* **TASK STATEMENT**: Return every record verbatim.

(Extracted records)
-- Begin --
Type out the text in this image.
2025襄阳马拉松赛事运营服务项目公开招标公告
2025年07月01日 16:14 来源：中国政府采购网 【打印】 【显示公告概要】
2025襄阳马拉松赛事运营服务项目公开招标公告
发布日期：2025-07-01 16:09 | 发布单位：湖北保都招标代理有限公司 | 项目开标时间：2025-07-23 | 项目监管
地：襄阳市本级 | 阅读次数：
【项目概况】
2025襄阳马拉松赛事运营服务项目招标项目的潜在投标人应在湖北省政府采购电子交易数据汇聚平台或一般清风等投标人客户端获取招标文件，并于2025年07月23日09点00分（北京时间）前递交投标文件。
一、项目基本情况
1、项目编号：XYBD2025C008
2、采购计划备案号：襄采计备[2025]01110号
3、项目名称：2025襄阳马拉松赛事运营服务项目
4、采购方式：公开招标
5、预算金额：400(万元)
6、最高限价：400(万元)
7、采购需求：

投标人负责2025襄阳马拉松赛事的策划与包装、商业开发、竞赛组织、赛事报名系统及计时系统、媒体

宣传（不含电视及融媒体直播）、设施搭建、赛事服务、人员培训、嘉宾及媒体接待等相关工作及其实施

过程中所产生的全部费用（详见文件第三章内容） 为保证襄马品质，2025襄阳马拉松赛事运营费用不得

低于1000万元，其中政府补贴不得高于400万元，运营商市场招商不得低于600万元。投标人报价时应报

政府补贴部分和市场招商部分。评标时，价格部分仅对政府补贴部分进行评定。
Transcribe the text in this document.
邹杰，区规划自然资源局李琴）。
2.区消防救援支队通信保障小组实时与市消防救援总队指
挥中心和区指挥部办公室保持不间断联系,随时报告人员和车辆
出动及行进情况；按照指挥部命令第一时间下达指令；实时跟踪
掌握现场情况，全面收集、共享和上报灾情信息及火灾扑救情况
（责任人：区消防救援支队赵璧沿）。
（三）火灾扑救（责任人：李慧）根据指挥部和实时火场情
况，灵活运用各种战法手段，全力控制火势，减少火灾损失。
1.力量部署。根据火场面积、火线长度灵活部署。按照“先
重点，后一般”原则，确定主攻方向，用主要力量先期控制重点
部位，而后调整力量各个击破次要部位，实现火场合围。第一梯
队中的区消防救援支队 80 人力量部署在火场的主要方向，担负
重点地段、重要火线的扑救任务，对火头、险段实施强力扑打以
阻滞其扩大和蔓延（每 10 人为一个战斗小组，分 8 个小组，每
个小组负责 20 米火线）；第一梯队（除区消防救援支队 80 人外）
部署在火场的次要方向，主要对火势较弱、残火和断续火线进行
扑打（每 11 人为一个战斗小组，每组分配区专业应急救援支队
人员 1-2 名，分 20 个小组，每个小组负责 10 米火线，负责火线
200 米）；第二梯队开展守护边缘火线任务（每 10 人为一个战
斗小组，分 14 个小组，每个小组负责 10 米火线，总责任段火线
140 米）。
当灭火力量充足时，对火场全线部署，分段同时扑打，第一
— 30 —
-- End --
* **FINAL RESULT**:
Type out the text in this image.
2025襄阳马拉松赛事运营服务项目公开招标公告
2025年07月01日 16:14 来源：中国政府采购网 【打印】 【显示公告概要】
2025襄阳马拉松赛事运营服务项目公开招标公告
发布日期：2025-07-01 16:09 | 发布单位：湖北保都招标代理有限公司 | 项目开标时间：2025-07-23 | 项目监管
地：襄阳市本级 | 阅读次数：
【项目概况】
2025襄阳马拉松赛事运营服务项目招标项目的潜在投标人应在湖北省政府采购电子交易数据汇聚平台或一般清风等投标人客户端获取招标文件，并于2025年07月23日09点00分（北京时间）前递交投标文件。
一、项目基本情况
1、项目编号：XYBD2025C008
2、采购计划备案号：襄采计备[2025]01110号
3、项目名称：2025襄阳马拉松赛事运营服务项目
4、采购方式：公开招标
5、预算金额：400(万元)
6、最高限价：400(万元)
7、采购需求：

投标人负责2025襄阳马拉松赛事的策划与包装、商业开发、竞赛组织、赛事报名系统及计时系统、媒体

宣传（不含电视及融媒体直播）、设施搭建、赛事服务、人员培训、嘉宾及媒体接待等相关工作及其实施

过程中所产生的全部费用（详见文件第三章内容） 为保证襄马品质，2025襄阳马拉松赛事运营费用不得

低于1000万元，其中政府补贴不得高于400万元，运营商市场招商不得低于600万元。投标人报价时应报

政府补贴部分和市场招商部分。评标时，价格部分仅对政府补贴部分进行评定。
Transcribe the text in this document.
邹杰，区规划自然资源局李琴）。
2.区消防救援支队通信保障小组实时与市消防救援总队指
挥中心和区指挥部办公室保持不间断联系,随时报告人员和车辆
出动及行进情况；按照指挥部命令第一时间下达指令；实时跟踪
掌握现场情况，全面收集、共享和上报灾情信息及火灾扑救情况
（责任人：区消防救援支队赵璧沿）。
（三）火灾扑救（责任人：李慧）根据指挥部和实时火场情
况，灵活运用各种战法手段，全力控制火势，减少火灾损失。
1.力量部署。根据火场面积、火线长度灵活部署。按照“先
重点，后一般”原则，确定主攻方向，用主要力量先期控制重点
部位，而后调整力量各个击破次要部位，实现火场合围。第一梯
队中的区消防救援支队 80 人力量部署在火场的主要方向，担负
重点地段、重要火线的扑救任务，对火头、险段实施强力扑打以
阻滞其扩大和蔓延（每 10 人为一个战斗小组，分 8 个小组，每
个小组负责 20 米火线）；第一梯队（除区消防救援支队 80 人外）
部署在火场的次要方向，主要对火势较弱、残火和断续火线进行
扑打（每 11 人为一个战斗小组，每组分配区专业应急救援支队
人员 1-2 名，分 20 个小组，每个小组负责 10 米火线，负责火线
200 米）；第二梯队开展守护边缘火线任务（每 10 人为一个战
斗小组，分 14 个小组，每个小组负责 10 米火线，总责任段火线
140 米）。
当灭火力量充足时，对火场全线部署，分段同时扑打，第一
— 30 —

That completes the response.